**Record set:**

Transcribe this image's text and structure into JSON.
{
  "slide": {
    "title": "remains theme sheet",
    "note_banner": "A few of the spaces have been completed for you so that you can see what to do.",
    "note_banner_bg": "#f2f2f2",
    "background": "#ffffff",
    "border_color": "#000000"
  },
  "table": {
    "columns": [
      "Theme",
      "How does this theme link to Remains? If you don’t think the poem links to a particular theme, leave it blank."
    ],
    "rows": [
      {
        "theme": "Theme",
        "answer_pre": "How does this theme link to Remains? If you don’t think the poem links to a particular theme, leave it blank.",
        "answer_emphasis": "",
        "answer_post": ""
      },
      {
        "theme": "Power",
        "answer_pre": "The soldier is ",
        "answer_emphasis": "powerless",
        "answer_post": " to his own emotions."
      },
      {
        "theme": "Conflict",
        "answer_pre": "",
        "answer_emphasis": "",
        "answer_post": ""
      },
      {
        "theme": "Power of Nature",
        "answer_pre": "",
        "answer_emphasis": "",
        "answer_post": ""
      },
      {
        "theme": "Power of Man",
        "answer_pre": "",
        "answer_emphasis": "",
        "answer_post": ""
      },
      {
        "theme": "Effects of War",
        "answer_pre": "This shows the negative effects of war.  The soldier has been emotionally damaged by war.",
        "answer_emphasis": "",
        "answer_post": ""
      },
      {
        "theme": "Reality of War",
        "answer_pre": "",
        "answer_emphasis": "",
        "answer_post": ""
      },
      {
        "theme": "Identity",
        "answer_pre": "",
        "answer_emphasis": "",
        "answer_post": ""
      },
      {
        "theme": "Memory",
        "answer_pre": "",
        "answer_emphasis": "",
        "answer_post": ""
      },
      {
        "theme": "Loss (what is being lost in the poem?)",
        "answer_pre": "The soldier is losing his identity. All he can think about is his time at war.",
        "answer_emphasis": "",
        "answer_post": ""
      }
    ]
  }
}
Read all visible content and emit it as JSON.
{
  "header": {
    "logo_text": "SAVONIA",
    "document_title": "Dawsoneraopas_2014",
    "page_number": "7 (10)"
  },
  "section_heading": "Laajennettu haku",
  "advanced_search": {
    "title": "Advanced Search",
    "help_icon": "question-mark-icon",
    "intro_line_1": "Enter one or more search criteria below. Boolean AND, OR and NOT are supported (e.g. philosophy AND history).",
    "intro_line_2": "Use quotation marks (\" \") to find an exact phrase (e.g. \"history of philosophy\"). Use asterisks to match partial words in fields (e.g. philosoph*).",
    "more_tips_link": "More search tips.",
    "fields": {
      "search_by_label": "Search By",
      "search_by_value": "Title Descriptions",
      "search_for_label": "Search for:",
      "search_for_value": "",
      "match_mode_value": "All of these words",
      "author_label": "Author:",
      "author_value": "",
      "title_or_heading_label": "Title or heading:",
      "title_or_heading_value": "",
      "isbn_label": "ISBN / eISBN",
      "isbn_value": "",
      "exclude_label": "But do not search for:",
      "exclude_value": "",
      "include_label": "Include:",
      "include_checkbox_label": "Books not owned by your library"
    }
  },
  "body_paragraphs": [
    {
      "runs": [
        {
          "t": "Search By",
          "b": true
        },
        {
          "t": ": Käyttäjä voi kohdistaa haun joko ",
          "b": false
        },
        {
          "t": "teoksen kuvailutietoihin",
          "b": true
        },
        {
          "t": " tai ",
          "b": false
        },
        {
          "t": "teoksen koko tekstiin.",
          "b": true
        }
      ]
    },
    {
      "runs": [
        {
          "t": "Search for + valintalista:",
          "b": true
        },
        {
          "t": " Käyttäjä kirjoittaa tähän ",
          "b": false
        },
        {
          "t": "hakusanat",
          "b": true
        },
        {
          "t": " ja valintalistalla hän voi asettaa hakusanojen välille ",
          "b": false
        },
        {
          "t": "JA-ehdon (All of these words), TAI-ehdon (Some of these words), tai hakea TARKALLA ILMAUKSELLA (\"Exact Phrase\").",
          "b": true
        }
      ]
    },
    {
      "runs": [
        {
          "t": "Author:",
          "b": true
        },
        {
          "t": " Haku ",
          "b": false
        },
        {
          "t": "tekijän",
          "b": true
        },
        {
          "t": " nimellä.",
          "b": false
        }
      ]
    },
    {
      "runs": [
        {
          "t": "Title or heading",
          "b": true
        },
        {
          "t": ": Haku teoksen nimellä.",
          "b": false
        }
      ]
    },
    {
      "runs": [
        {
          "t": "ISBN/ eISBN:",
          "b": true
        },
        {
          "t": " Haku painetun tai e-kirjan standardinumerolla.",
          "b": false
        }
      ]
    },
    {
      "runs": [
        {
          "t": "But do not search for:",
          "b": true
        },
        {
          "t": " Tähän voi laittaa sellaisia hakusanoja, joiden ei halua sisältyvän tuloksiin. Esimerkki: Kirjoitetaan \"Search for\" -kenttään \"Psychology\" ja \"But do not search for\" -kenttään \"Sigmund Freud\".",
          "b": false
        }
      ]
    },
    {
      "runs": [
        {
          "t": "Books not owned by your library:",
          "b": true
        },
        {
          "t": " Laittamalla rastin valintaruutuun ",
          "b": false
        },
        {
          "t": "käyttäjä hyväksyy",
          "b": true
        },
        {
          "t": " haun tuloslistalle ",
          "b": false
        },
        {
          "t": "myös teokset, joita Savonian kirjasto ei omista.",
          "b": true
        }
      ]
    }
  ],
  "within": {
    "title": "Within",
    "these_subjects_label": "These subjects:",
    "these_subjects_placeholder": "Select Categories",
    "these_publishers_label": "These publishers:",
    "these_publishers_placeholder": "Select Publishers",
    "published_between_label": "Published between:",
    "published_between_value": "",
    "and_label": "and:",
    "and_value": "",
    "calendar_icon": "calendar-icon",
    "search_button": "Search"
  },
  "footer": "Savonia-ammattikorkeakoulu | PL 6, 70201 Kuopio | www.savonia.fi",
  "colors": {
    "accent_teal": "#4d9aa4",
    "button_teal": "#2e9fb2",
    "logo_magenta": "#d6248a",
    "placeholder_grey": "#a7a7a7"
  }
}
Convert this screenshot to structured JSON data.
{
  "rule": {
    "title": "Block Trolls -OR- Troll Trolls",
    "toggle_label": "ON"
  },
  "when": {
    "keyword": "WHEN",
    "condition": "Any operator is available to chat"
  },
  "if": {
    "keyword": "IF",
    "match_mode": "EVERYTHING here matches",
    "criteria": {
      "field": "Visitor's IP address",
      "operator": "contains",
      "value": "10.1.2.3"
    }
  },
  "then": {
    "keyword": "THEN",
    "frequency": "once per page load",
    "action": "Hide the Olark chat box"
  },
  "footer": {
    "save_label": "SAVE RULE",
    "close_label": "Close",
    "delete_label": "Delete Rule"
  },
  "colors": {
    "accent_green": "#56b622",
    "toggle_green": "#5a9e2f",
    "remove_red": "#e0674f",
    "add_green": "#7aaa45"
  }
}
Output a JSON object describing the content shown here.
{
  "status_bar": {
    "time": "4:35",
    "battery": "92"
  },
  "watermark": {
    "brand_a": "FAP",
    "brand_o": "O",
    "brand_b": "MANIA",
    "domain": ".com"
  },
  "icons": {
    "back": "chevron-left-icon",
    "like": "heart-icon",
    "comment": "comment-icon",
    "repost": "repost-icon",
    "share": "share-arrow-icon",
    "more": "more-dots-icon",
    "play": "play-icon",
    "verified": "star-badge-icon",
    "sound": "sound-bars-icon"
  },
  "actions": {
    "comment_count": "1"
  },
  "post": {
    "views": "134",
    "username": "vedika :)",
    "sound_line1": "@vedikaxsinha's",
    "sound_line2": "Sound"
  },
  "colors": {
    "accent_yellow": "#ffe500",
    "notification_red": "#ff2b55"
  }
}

**Stated task:**
Quote the data above in full, changing nothing.

**Task output:**
Transcribe this image's text and structure into JSON.
{
  "slide": {
    "title": "remains theme sheet",
    "note_banner": "A few of the spaces have been completed for you so that you can see what to do.",
    "note_banner_bg": "#f2f2f2",
    "background": "#ffffff",
    "border_color": "#000000"
  },
  "table": {
    "columns": [
      "Theme",
      "How does this theme link to Remains? If you don’t think the poem links to a particular theme, leave it blank."
    ],
    "rows": [
      {
        "theme": "Theme",
        "answer_pre": "How does this theme link to Remains? If you don’t think the poem links to a particular theme, leave it blank.",
        "answer_emphasis": "",
        "answer_post": ""
      },
      {
        "theme": "Power",
        "answer_pre": "The soldier is ",
        "answer_emphasis": "powerless",
        "answer_post": " to his own emotions."
      },
      {
        "theme": "Conflict",
        "answer_pre": "",
        "answer_emphasis": "",
        "answer_post": ""
      },
      {
        "theme": "Power of Nature",
        "answer_pre": "",
        "answer_emphasis": "",
        "answer_post": ""
      },
      {
        "theme": "Power of Man",
        "answer_pre": "",
        "answer_emphasis": "",
        "answer_post": ""
      },
      {
        "theme": "Effects of War",
        "answer_pre": "This shows the negative effects of war.  The soldier has been emotionally damaged by war.",
        "answer_emphasis": "",
        "answer_post": ""
      },
      {
        "theme": "Reality of War",
        "answer_pre": "",
        "answer_emphasis": "",
        "answer_post": ""
      },
      {
        "theme": "Identity",
        "answer_pre": "",
        "answer_emphasis": "",
        "answer_post": ""
      },
      {
        "theme": "Memory",
        "answer_pre": "",
        "answer_emphasis": "",
        "answer_post": ""
      },
      {
        "theme": "Loss (what is being lost in the poem?)",
        "answer_pre": "The soldier is losing his identity. All he can think about is his time at war.",
        "answer_emphasis": "",
        "answer_post": ""
      }
    ]
  }
}
Read all visible content and emit it as JSON.
{
  "header": {
    "logo_text": "SAVONIA",
    "document_title": "Dawsoneraopas_2014",
    "page_number": "7 (10)"
  },
  "section_heading": "Laajennettu haku",
  "advanced_search": {
    "title": "Advanced Search",
    "help_icon": "question-mark-icon",
    "intro_line_1": "Enter one or more search criteria below. Boolean AND, OR and NOT are supported (e.g. philosophy AND history).",
    "intro_line_2": "Use quotation marks (\" \") to find an exact phrase (e.g. \"history of philosophy\"). Use asterisks to match partial words in fields (e.g. philosoph*).",
    "more_tips_link": "More search tips.",
    "fields": {
      "search_by_label": "Search By",
      "search_by_value": "Title Descriptions",
      "search_for_label": "Search for:",
      "search_for_value": "",
      "match_mode_value": "All of these words",
      "author_label": "Author:",
      "author_value": "",
      "title_or_heading_label": "Title or heading:",
      "title_or_heading_value": "",
      "isbn_label": "ISBN / eISBN",
      "isbn_value": "",
      "exclude_label": "But do not search for:",
      "exclude_value": "",
      "include_label": "Include:",
      "include_checkbox_label": "Books not owned by your library"
    }
  },
  "body_paragraphs": [
    {
      "runs": [
        {
          "t": "Search By",
          "b": true
        },
        {
          "t": ": Käyttäjä voi kohdistaa haun joko ",
          "b": false
        },
        {
          "t": "teoksen kuvailutietoihin",
          "b": true
        },
        {
          "t": " tai ",
          "b": false
        },
        {
          "t": "teoksen koko tekstiin.",
          "b": true
        }
      ]
    },
    {
      "runs": [
        {
          "t": "Search for + valintalista:",
          "b": true
        },
        {
          "t": " Käyttäjä kirjoittaa tähän ",
          "b": false
        },
        {
          "t": "hakusanat",
          "b": true
        },
        {
          "t": " ja valintalistalla hän voi asettaa hakusanojen välille ",
          "b": false
        },
        {
          "t": "JA-ehdon (All of these words), TAI-ehdon (Some of these words), tai hakea TARKALLA ILMAUKSELLA (\"Exact Phrase\").",
          "b": true
        }
      ]
    },
    {
      "runs": [
        {
          "t": "Author:",
          "b": true
        },
        {
          "t": " Haku ",
          "b": false
        },
        {
          "t": "tekijän",
          "b": true
        },
        {
          "t": " nimellä.",
          "b": false
        }
      ]
    },
    {
      "runs": [
        {
          "t": "Title or heading",
          "b": true
        },
        {
          "t": ": Haku teoksen nimellä.",
          "b": false
        }
      ]
    },
    {
      "runs": [
        {
          "t": "ISBN/ eISBN:",
          "b": true
        },
        {
          "t": " Haku painetun tai e-kirjan standardinumerolla.",
          "b": false
        }
      ]
    },
    {
      "runs": [
        {
          "t": "But do not search for:",
          "b": true
        },
        {
          "t": " Tähän voi laittaa sellaisia hakusanoja, joiden ei halua sisältyvän tuloksiin. Esimerkki: Kirjoitetaan \"Search for\" -kenttään \"Psychology\" ja \"But do not search for\" -kenttään \"Sigmund Freud\".",
          "b": false
        }
      ]
    },
    {
      "runs": [
        {
          "t": "Books not owned by your library:",
          "b": true
        },
        {
          "t": " Laittamalla rastin valintaruutuun ",
          "b": false
        },
        {
          "t": "käyttäjä hyväksyy",
          "b": true
        },
        {
          "t": " haun tuloslistalle ",
          "b": false
        },
        {
          "t": "myös teokset, joita Savonian kirjasto ei omista.",
          "b": true
        }
      ]
    }
  ],
  "within": {
    "title": "Within",
    "these_subjects_label": "These subjects:",
    "these_subjects_placeholder": "Select Categories",
    "these_publishers_label": "These publishers:",
    "these_publishers_placeholder": "Select Publishers",
    "published_between_label": "Published between:",
    "published_between_value": "",
    "and_label": "and:",
    "and_value": "",
    "calendar_icon": "calendar-icon",
    "search_button": "Search"
  },
  "footer": "Savonia-ammattikorkeakoulu | PL 6, 70201 Kuopio | www.savonia.fi",
  "colors": {
    "accent_teal": "#4d9aa4",
    "button_teal": "#2e9fb2",
    "logo_magenta": "#d6248a",
    "placeholder_grey": "#a7a7a7"
  }
}
Convert this screenshot to structured JSON data.
{
  "rule": {
    "title": "Block Trolls -OR- Troll Trolls",
    "toggle_label": "ON"
  },
  "when": {
    "keyword": "WHEN",
    "condition": "Any operator is available to chat"
  },
  "if": {
    "keyword": "IF",
    "match_mode": "EVERYTHING here matches",
    "criteria": {
      "field": "Visitor's IP address",
      "operator": "contains",
      "value": "10.1.2.3"
    }
  },
  "then": {
    "keyword": "THEN",
    "frequency": "once per page load",
    "action": "Hide the Olark chat box"
  },
  "footer": {
    "save_label": "SAVE RULE",
    "close_label": "Close",
    "delete_label": "Delete Rule"
  },
  "colors": {
    "accent_green": "#56b622",
    "toggle_green": "#5a9e2f",
    "remove_red": "#e0674f",
    "add_green": "#7aaa45"
  }
}
Output a JSON object describing the content shown here.
{
  "status_bar": {
    "time": "4:35",
    "battery": "92"
  },
  "watermark": {
    "brand_a": "FAP",
    "brand_o": "O",
    "brand_b": "MANIA",
    "domain": ".com"
  },
  "icons": {
    "back": "chevron-left-icon",
    "like": "heart-icon",
    "comment": "comment-icon",
    "repost": "repost-icon",
    "share": "share-arrow-icon",
    "more": "more-dots-icon",
    "play": "play-icon",
    "verified": "star-badge-icon",
    "sound": "sound-bars-icon"
  },
  "actions": {
    "comment_count": "1"
  },
  "post": {
    "views": "134",
    "username": "vedika :)",
    "sound_line1": "@vedikaxsinha's",
    "sound_line2": "Sound"
  },
  "colors": {
    "accent_yellow": "#ffe500",
    "notification_red": "#ff2b55"
  }
}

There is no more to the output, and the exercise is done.